A run of records:
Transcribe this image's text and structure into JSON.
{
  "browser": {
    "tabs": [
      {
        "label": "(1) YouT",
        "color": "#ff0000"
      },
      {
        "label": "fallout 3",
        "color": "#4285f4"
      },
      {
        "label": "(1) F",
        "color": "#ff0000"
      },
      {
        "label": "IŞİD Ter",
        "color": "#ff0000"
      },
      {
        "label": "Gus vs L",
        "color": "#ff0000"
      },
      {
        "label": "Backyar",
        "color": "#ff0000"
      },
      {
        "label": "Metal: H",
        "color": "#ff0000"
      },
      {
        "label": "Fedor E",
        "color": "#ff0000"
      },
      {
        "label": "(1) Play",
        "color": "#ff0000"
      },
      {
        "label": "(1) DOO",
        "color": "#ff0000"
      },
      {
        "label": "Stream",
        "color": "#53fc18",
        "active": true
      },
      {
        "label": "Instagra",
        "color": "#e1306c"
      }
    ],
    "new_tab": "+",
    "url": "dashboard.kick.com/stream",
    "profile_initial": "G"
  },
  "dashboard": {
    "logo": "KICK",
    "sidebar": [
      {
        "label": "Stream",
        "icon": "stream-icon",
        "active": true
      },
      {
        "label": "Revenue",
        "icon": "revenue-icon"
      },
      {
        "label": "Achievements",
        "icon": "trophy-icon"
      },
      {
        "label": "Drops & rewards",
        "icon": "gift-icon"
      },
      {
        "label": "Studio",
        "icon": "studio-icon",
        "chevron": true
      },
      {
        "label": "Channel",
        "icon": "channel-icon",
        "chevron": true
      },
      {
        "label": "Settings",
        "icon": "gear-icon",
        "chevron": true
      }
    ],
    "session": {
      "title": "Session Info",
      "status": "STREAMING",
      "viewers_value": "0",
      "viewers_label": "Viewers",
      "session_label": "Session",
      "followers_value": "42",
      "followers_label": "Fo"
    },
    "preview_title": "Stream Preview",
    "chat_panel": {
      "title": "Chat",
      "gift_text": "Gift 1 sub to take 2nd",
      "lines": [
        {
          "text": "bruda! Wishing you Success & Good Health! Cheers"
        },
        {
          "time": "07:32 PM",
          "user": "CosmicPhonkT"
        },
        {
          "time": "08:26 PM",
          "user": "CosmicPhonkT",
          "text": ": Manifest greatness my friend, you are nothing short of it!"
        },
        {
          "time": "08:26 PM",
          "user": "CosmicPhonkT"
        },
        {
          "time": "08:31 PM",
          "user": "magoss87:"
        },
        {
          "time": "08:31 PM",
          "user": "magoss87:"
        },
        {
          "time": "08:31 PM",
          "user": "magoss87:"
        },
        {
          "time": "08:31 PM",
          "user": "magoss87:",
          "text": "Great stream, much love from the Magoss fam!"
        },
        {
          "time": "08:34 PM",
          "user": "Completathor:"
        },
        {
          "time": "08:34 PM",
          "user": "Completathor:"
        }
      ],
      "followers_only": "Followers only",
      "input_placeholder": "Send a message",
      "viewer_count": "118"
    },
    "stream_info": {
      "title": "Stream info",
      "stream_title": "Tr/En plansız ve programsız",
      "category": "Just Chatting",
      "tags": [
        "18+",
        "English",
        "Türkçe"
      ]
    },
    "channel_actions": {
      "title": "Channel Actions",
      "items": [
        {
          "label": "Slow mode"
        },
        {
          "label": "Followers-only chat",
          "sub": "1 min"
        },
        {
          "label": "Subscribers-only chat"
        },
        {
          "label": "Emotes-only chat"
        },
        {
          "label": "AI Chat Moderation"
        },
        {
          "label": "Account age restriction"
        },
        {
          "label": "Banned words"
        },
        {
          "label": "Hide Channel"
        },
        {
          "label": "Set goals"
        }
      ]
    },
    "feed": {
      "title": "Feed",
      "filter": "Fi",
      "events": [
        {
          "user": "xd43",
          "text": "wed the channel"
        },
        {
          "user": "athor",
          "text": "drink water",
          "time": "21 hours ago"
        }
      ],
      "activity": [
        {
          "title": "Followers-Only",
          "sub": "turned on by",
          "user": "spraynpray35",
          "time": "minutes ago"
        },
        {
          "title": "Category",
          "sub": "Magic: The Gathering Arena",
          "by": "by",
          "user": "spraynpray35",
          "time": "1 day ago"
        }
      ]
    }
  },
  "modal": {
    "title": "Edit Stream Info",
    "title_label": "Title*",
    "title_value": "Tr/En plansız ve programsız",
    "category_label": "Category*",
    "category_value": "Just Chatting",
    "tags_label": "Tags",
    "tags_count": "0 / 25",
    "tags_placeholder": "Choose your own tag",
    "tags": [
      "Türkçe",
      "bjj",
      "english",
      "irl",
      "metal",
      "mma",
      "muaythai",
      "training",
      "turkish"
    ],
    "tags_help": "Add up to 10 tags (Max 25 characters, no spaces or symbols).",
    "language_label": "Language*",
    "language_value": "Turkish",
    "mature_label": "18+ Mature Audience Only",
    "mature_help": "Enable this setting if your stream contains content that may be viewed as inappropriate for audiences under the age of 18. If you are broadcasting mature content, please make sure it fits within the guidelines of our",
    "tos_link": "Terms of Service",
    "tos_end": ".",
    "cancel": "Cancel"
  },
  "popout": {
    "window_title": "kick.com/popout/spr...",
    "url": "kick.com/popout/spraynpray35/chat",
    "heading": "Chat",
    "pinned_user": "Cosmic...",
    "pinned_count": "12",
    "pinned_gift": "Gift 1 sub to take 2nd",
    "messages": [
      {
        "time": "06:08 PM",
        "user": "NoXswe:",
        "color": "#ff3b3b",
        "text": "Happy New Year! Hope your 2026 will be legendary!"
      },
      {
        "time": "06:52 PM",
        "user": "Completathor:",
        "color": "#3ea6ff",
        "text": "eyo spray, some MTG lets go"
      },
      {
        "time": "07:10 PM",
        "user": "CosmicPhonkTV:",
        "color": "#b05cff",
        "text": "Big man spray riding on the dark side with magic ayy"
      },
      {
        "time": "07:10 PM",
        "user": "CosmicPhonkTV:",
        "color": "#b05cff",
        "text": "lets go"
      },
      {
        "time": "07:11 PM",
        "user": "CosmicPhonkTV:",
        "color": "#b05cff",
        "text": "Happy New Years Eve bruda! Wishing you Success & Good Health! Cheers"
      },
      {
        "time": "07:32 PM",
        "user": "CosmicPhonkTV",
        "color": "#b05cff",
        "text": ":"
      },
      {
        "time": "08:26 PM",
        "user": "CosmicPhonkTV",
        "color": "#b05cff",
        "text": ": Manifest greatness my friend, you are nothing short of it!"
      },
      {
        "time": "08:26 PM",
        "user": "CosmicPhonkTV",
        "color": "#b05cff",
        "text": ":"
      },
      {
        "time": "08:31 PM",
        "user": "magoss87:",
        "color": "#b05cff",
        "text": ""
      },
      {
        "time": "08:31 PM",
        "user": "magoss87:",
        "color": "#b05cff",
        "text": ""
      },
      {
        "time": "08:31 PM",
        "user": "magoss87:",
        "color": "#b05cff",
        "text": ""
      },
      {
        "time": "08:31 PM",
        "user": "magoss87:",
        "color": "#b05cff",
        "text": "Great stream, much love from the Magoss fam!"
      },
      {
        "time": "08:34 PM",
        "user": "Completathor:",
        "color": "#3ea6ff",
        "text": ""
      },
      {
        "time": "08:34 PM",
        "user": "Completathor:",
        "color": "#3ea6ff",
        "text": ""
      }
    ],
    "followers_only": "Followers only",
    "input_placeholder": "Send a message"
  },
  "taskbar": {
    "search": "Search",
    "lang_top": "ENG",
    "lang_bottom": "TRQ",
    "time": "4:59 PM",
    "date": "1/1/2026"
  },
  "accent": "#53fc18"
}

Instructions for the task: All entries must be repeated verbatim.

Full answer:
Transcribe this image's text and structure into JSON.
{
  "browser": {
    "tabs": [
      {
        "label": "(1) YouT",
        "color": "#ff0000"
      },
      {
        "label": "fallout 3",
        "color": "#4285f4"
      },
      {
        "label": "(1) F",
        "color": "#ff0000"
      },
      {
        "label": "IŞİD Ter",
        "color": "#ff0000"
      },
      {
        "label": "Gus vs L",
        "color": "#ff0000"
      },
      {
        "label": "Backyar",
        "color": "#ff0000"
      },
      {
        "label": "Metal: H",
        "color": "#ff0000"
      },
      {
        "label": "Fedor E",
        "color": "#ff0000"
      },
      {
        "label": "(1) Play",
        "color": "#ff0000"
      },
      {
        "label": "(1) DOO",
        "color": "#ff0000"
      },
      {
        "label": "Stream",
        "color": "#53fc18",
        "active": true
      },
      {
        "label": "Instagra",
        "color": "#e1306c"
      }
    ],
    "new_tab": "+",
    "url": "dashboard.kick.com/stream",
    "profile_initial": "G"
  },
  "dashboard": {
    "logo": "KICK",
    "sidebar": [
      {
        "label": "Stream",
        "icon": "stream-icon",
        "active": true
      },
      {
        "label": "Revenue",
        "icon": "revenue-icon"
      },
      {
        "label": "Achievements",
        "icon": "trophy-icon"
      },
      {
        "label": "Drops & rewards",
        "icon": "gift-icon"
      },
      {
        "label": "Studio",
        "icon": "studio-icon",
        "chevron": true
      },
      {
        "label": "Channel",
        "icon": "channel-icon",
        "chevron": true
      },
      {
        "label": "Settings",
        "icon": "gear-icon",
        "chevron": true
      }
    ],
    "session": {
      "title": "Session Info",
      "status": "STREAMING",
      "viewers_value": "0",
      "viewers_label": "Viewers",
      "session_label": "Session",
      "followers_value": "42",
      "followers_label": "Fo"
    },
    "preview_title": "Stream Preview",
    "chat_panel": {
      "title": "Chat",
      "gift_text": "Gift 1 sub to take 2nd",
      "lines": [
        {
          "text": "bruda! Wishing you Success & Good Health! Cheers"
        },
        {
          "time": "07:32 PM",
          "user": "CosmicPhonkT"
        },
        {
          "time": "08:26 PM",
          "user": "CosmicPhonkT",
          "text": ": Manifest greatness my friend, you are nothing short of it!"
        },
        {
          "time": "08:26 PM",
          "user": "CosmicPhonkT"
        },
        {
          "time": "08:31 PM",
          "user": "magoss87:"
        },
        {
          "time": "08:31 PM",
          "user": "magoss87:"
        },
        {
          "time": "08:31 PM",
          "user": "magoss87:"
        },
        {
          "time": "08:31 PM",
          "user": "magoss87:",
          "text": "Great stream, much love from the Magoss fam!"
        },
        {
          "time": "08:34 PM",
          "user": "Completathor:"
        },
        {
          "time": "08:34 PM",
          "user": "Completathor:"
        }
      ],
      "followers_only": "Followers only",
      "input_placeholder": "Send a message",
      "viewer_count": "118"
    },
    "stream_info": {
      "title": "Stream info",
      "stream_title": "Tr/En plansız ve programsız",
      "category": "Just Chatting",
      "tags": [
        "18+",
        "English",
        "Türkçe"
      ]
    },
    "channel_actions": {
      "title": "Channel Actions",
      "items": [
        {
          "label": "Slow mode"
        },
        {
          "label": "Followers-only chat",
          "sub": "1 min"
        },
        {
          "label": "Subscribers-only chat"
        },
        {
          "label": "Emotes-only chat"
        },
        {
          "label": "AI Chat Moderation"
        },
        {
          "label": "Account age restriction"
        },
        {
          "label": "Banned words"
        },
        {
          "label": "Hide Channel"
        },
        {
          "label": "Set goals"
        }
      ]
    },
    "feed": {
      "title": "Feed",
      "filter": "Fi",
      "events": [
        {
          "user": "xd43",
          "text": "wed the channel"
        },
        {
          "user": "athor",
          "text": "drink water",
          "time": "21 hours ago"
        }
      ],
      "activity": [
        {
          "title": "Followers-Only",
          "sub": "turned on by",
          "user": "spraynpray35",
          "time": "minutes ago"
        },
        {
          "title": "Category",
          "sub": "Magic: The Gathering Arena",
          "by": "by",
          "user": "spraynpray35",
          "time": "1 day ago"
        }
      ]
    }
  },
  "modal": {
    "title": "Edit Stream Info",
    "title_label": "Title*",
    "title_value": "Tr/En plansız ve programsız",
    "category_label": "Category*",
    "category_value": "Just Chatting",
    "tags_label": "Tags",
    "tags_count": "0 / 25",
    "tags_placeholder": "Choose your own tag",
    "tags": [
      "Türkçe",
      "bjj",
      "english",
      "irl",
      "metal",
      "mma",
      "muaythai",
      "training",
      "turkish"
    ],
    "tags_help": "Add up to 10 tags (Max 25 characters, no spaces or symbols).",
    "language_label": "Language*",
    "language_value": "Turkish",
    "mature_label": "18+ Mature Audience Only",
    "mature_help": "Enable this setting if your stream contains content that may be viewed as inappropriate for audiences under the age of 18. If you are broadcasting mature content, please make sure it fits within the guidelines of our",
    "tos_link": "Terms of Service",
    "tos_end": ".",
    "cancel": "Cancel"
  },
  "popout": {
    "window_title": "kick.com/popout/spr...",
    "url": "kick.com/popout/spraynpray35/chat",
    "heading": "Chat",
    "pinned_user": "Cosmic...",
    "pinned_count": "12",
    "pinned_gift": "Gift 1 sub to take 2nd",
    "messages": [
      {
        "time": "06:08 PM",
        "user": "NoXswe:",
        "color": "#ff3b3b",
        "text": "Happy New Year! Hope your 2026 will be legendary!"
      },
      {
        "time": "06:52 PM",
        "user": "Completathor:",
        "color": "#3ea6ff",
        "text": "eyo spray, some MTG lets go"
      },
      {
        "time": "07:10 PM",
        "user": "CosmicPhonkTV:",
        "color": "#b05cff",
        "text": "Big man spray riding on the dark side with magic ayy"
      },
      {
        "time": "07:10 PM",
        "user": "CosmicPhonkTV:",
        "color": "#b05cff",
        "text": "lets go"
      },
      {
        "time": "07:11 PM",
        "user": "CosmicPhonkTV:",
        "color": "#b05cff",
        "text": "Happy New Years Eve bruda! Wishing you Success & Good Health! Cheers"
      },
      {
        "time": "07:32 PM",
        "user": "CosmicPhonkTV",
        "color": "#b05cff",
        "text": ":"
      },
      {
        "time": "08:26 PM",
        "user": "CosmicPhonkTV",
        "color": "#b05cff",
        "text": ": Manifest greatness my friend, you are nothing short of it!"
      },
      {
        "time": "08:26 PM",
        "user": "CosmicPhonkTV",
        "color": "#b05cff",
        "text": ":"
      },
      {
        "time": "08:31 PM",
        "user": "magoss87:",
        "color": "#b05cff",
        "text": ""
      },
      {
        "time": "08:31 PM",
        "user": "magoss87:",
        "color": "#b05cff",
        "text": ""
      },
      {
        "time": "08:31 PM",
        "user": "magoss87:",
        "color": "#b05cff",
        "text": ""
      },
      {
        "time": "08:31 PM",
        "user": "magoss87:",
        "color": "#b05cff",
        "text": "Great stream, much love from the Magoss fam!"
      },
      {
        "time": "08:34 PM",
        "user": "Completathor:",
        "color": "#3ea6ff",
        "text": ""
      },
      {
        "time": "08:34 PM",
        "user": "Completathor:",
        "color": "#3ea6ff",
        "text": ""
      }
    ],
    "followers_only": "Followers only",
    "input_placeholder": "Send a message"
  },
  "taskbar": {
    "search": "Search",
    "lang_top": "ENG",
    "lang_bottom": "TRQ",
    "time": "4:59 PM",
    "date": "1/1/2026"
  },
  "accent": "#53fc18"
}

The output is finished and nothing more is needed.